### Extracted records:
↓
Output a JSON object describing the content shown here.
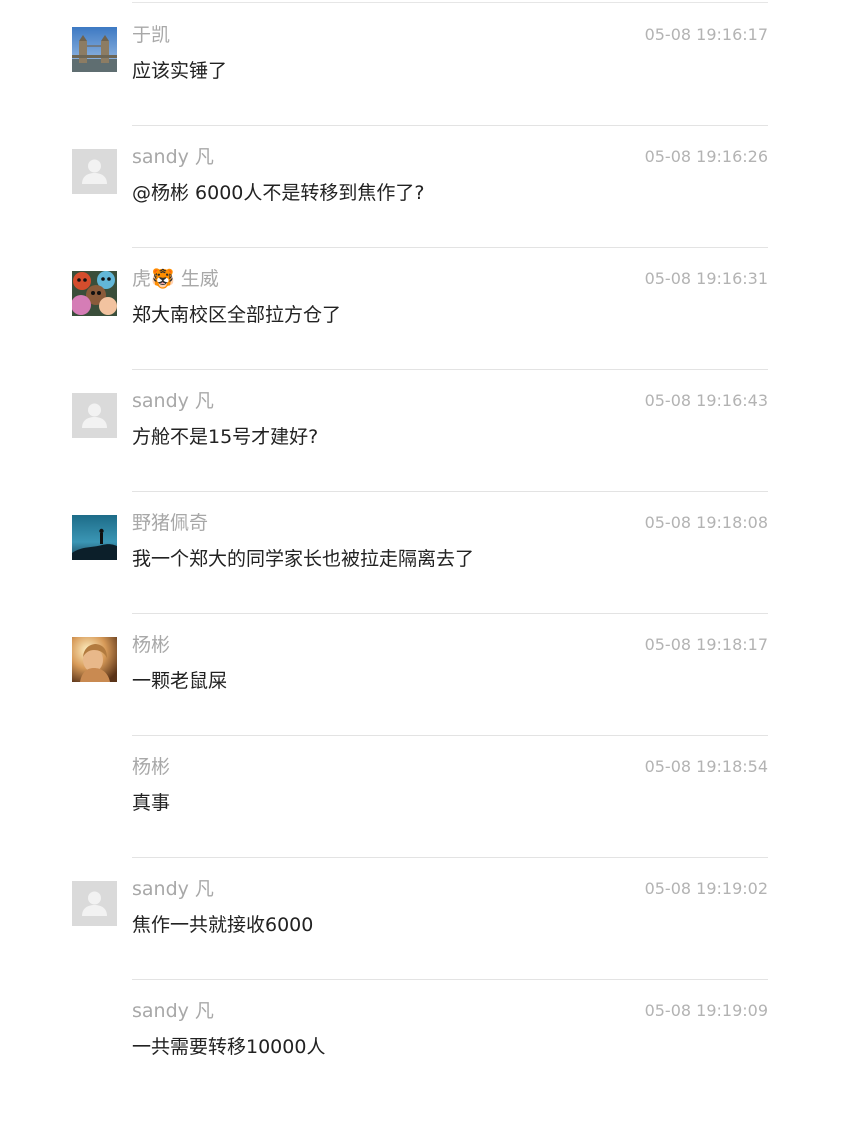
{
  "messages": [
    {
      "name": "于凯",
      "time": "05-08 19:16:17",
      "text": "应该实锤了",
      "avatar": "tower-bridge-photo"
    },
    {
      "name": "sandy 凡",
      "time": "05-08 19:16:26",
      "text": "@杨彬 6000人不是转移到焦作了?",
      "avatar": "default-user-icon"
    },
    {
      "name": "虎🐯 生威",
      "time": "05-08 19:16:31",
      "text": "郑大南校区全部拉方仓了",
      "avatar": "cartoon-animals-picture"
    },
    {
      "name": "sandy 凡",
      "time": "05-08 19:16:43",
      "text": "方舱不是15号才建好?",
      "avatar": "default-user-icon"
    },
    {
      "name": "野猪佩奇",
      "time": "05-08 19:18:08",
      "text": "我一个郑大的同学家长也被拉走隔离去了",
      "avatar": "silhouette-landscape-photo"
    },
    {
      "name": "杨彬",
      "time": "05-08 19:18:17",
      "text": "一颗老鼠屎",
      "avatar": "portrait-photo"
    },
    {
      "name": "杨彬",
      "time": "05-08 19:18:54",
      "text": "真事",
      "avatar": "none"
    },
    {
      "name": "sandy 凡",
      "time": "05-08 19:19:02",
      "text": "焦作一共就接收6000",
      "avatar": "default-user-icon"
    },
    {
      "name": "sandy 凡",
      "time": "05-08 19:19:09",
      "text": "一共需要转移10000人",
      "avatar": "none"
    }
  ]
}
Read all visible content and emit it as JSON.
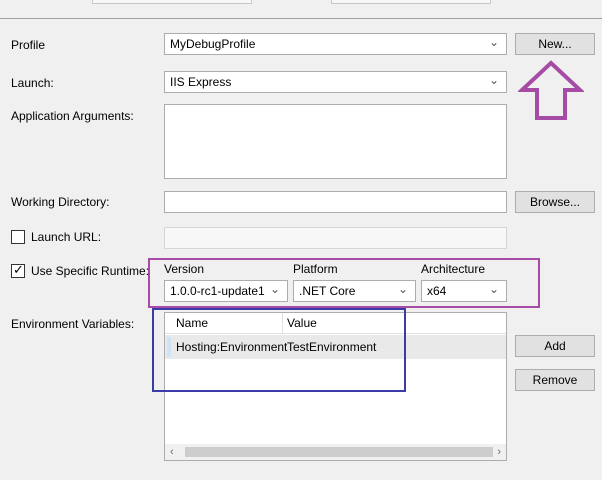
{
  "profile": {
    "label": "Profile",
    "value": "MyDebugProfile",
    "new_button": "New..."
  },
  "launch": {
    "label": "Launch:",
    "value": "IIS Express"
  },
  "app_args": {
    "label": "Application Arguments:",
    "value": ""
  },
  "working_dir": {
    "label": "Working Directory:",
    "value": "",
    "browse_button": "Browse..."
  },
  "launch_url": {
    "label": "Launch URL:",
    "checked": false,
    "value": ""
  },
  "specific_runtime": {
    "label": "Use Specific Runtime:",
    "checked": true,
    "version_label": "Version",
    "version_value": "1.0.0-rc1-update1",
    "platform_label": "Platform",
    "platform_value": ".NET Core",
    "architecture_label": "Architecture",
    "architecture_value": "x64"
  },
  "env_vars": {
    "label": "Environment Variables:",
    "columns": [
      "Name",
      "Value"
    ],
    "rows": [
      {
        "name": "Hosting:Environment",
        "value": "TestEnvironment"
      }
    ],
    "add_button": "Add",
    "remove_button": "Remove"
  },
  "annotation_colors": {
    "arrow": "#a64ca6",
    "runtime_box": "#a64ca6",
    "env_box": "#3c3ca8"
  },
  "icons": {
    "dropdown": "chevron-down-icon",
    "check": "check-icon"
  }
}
↑
### EXERCISE INSTRUCTIONS:
Identify the lines in the entries above that contain "content", then copy them out.

### FINAL RESULT:
Output a JSON object describing the content shown here.
Read all visible content and emit it as JSON.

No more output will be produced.